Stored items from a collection
□ □ □

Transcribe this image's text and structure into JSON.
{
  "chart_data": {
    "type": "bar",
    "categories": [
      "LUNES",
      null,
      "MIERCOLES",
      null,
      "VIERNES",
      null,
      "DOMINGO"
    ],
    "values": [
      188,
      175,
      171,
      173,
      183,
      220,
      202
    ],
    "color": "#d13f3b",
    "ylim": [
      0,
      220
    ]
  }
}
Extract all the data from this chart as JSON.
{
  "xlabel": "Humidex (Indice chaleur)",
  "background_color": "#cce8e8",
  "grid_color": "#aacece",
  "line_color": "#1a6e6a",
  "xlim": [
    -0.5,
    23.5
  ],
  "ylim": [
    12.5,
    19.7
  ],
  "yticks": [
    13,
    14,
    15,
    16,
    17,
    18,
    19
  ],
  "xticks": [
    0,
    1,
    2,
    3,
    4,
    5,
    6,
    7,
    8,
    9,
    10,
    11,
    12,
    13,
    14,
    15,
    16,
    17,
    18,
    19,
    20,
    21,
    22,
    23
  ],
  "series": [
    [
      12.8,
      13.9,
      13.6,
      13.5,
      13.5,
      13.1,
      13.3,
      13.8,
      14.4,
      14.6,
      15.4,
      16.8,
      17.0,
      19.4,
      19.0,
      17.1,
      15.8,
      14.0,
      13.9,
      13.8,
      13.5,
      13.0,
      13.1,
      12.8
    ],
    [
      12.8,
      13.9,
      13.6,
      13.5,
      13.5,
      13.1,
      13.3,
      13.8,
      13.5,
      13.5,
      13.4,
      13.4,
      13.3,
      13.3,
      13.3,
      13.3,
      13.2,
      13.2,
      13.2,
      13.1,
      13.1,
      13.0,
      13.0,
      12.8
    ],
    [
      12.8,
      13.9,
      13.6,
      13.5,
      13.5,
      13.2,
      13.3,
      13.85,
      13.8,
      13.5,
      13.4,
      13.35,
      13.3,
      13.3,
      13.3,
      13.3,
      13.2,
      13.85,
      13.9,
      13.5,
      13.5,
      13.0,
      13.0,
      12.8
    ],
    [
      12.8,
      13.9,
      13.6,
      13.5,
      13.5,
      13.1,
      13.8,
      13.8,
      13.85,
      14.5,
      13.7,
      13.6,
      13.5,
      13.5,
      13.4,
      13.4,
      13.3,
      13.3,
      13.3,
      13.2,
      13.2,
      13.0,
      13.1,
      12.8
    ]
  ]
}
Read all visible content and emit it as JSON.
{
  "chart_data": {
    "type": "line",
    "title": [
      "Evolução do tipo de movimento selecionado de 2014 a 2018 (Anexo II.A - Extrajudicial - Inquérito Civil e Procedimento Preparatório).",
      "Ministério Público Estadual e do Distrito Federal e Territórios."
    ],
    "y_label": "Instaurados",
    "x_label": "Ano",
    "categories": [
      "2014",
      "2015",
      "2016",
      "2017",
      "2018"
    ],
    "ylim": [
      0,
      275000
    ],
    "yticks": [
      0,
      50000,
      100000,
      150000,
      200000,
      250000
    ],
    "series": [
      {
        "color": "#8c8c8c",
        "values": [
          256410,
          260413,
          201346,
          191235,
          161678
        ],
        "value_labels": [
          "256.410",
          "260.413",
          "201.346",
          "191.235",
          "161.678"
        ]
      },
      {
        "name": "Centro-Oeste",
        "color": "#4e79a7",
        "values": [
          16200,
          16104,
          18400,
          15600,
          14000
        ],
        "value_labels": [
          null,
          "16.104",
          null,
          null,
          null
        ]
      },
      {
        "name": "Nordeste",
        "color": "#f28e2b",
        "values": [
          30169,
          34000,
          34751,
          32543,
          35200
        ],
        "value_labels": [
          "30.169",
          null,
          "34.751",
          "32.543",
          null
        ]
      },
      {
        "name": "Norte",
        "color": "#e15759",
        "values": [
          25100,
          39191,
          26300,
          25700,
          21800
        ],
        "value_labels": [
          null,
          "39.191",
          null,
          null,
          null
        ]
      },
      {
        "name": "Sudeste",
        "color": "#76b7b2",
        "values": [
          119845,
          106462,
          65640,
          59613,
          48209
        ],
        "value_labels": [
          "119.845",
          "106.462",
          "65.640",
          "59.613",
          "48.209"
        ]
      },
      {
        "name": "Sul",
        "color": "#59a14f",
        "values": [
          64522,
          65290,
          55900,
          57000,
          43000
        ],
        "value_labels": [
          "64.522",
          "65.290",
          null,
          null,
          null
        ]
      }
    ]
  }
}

□ □ □

Each line of the listing should be copied exactly.

Transcribe this image's text and structure into JSON.
{
  "chart_data": {
    "type": "bar",
    "categories": [
      "LUNES",
      null,
      "MIERCOLES",
      null,
      "VIERNES",
      null,
      "DOMINGO"
    ],
    "values": [
      188,
      175,
      171,
      173,
      183,
      220,
      202
    ],
    "color": "#d13f3b",
    "ylim": [
      0,
      220
    ]
  }
}
Extract all the data from this chart as JSON.
{
  "xlabel": "Humidex (Indice chaleur)",
  "background_color": "#cce8e8",
  "grid_color": "#aacece",
  "line_color": "#1a6e6a",
  "xlim": [
    -0.5,
    23.5
  ],
  "ylim": [
    12.5,
    19.7
  ],
  "yticks": [
    13,
    14,
    15,
    16,
    17,
    18,
    19
  ],
  "xticks": [
    0,
    1,
    2,
    3,
    4,
    5,
    6,
    7,
    8,
    9,
    10,
    11,
    12,
    13,
    14,
    15,
    16,
    17,
    18,
    19,
    20,
    21,
    22,
    23
  ],
  "series": [
    [
      12.8,
      13.9,
      13.6,
      13.5,
      13.5,
      13.1,
      13.3,
      13.8,
      14.4,
      14.6,
      15.4,
      16.8,
      17.0,
      19.4,
      19.0,
      17.1,
      15.8,
      14.0,
      13.9,
      13.8,
      13.5,
      13.0,
      13.1,
      12.8
    ],
    [
      12.8,
      13.9,
      13.6,
      13.5,
      13.5,
      13.1,
      13.3,
      13.8,
      13.5,
      13.5,
      13.4,
      13.4,
      13.3,
      13.3,
      13.3,
      13.3,
      13.2,
      13.2,
      13.2,
      13.1,
      13.1,
      13.0,
      13.0,
      12.8
    ],
    [
      12.8,
      13.9,
      13.6,
      13.5,
      13.5,
      13.2,
      13.3,
      13.85,
      13.8,
      13.5,
      13.4,
      13.35,
      13.3,
      13.3,
      13.3,
      13.3,
      13.2,
      13.85,
      13.9,
      13.5,
      13.5,
      13.0,
      13.0,
      12.8
    ],
    [
      12.8,
      13.9,
      13.6,
      13.5,
      13.5,
      13.1,
      13.8,
      13.8,
      13.85,
      14.5,
      13.7,
      13.6,
      13.5,
      13.5,
      13.4,
      13.4,
      13.3,
      13.3,
      13.3,
      13.2,
      13.2,
      13.0,
      13.1,
      12.8
    ]
  ]
}
Read all visible content and emit it as JSON.
{
  "chart_data": {
    "type": "line",
    "title": [
      "Evolução do tipo de movimento selecionado de 2014 a 2018 (Anexo II.A - Extrajudicial - Inquérito Civil e Procedimento Preparatório).",
      "Ministério Público Estadual e do Distrito Federal e Territórios."
    ],
    "y_label": "Instaurados",
    "x_label": "Ano",
    "categories": [
      "2014",
      "2015",
      "2016",
      "2017",
      "2018"
    ],
    "ylim": [
      0,
      275000
    ],
    "yticks": [
      0,
      50000,
      100000,
      150000,
      200000,
      250000
    ],
    "series": [
      {
        "color": "#8c8c8c",
        "values": [
          256410,
          260413,
          201346,
          191235,
          161678
        ],
        "value_labels": [
          "256.410",
          "260.413",
          "201.346",
          "191.235",
          "161.678"
        ]
      },
      {
        "name": "Centro-Oeste",
        "color": "#4e79a7",
        "values": [
          16200,
          16104,
          18400,
          15600,
          14000
        ],
        "value_labels": [
          null,
          "16.104",
          null,
          null,
          null
        ]
      },
      {
        "name": "Nordeste",
        "color": "#f28e2b",
        "values": [
          30169,
          34000,
          34751,
          32543,
          35200
        ],
        "value_labels": [
          "30.169",
          null,
          "34.751",
          "32.543",
          null
        ]
      },
      {
        "name": "Norte",
        "color": "#e15759",
        "values": [
          25100,
          39191,
          26300,
          25700,
          21800
        ],
        "value_labels": [
          null,
          "39.191",
          null,
          null,
          null
        ]
      },
      {
        "name": "Sudeste",
        "color": "#76b7b2",
        "values": [
          119845,
          106462,
          65640,
          59613,
          48209
        ],
        "value_labels": [
          "119.845",
          "106.462",
          "65.640",
          "59.613",
          "48.209"
        ]
      },
      {
        "name": "Sul",
        "color": "#59a14f",
        "values": [
          64522,
          65290,
          55900,
          57000,
          43000
        ],
        "value_labels": [
          "64.522",
          "65.290",
          null,
          null,
          null
        ]
      }
    ]
  }
}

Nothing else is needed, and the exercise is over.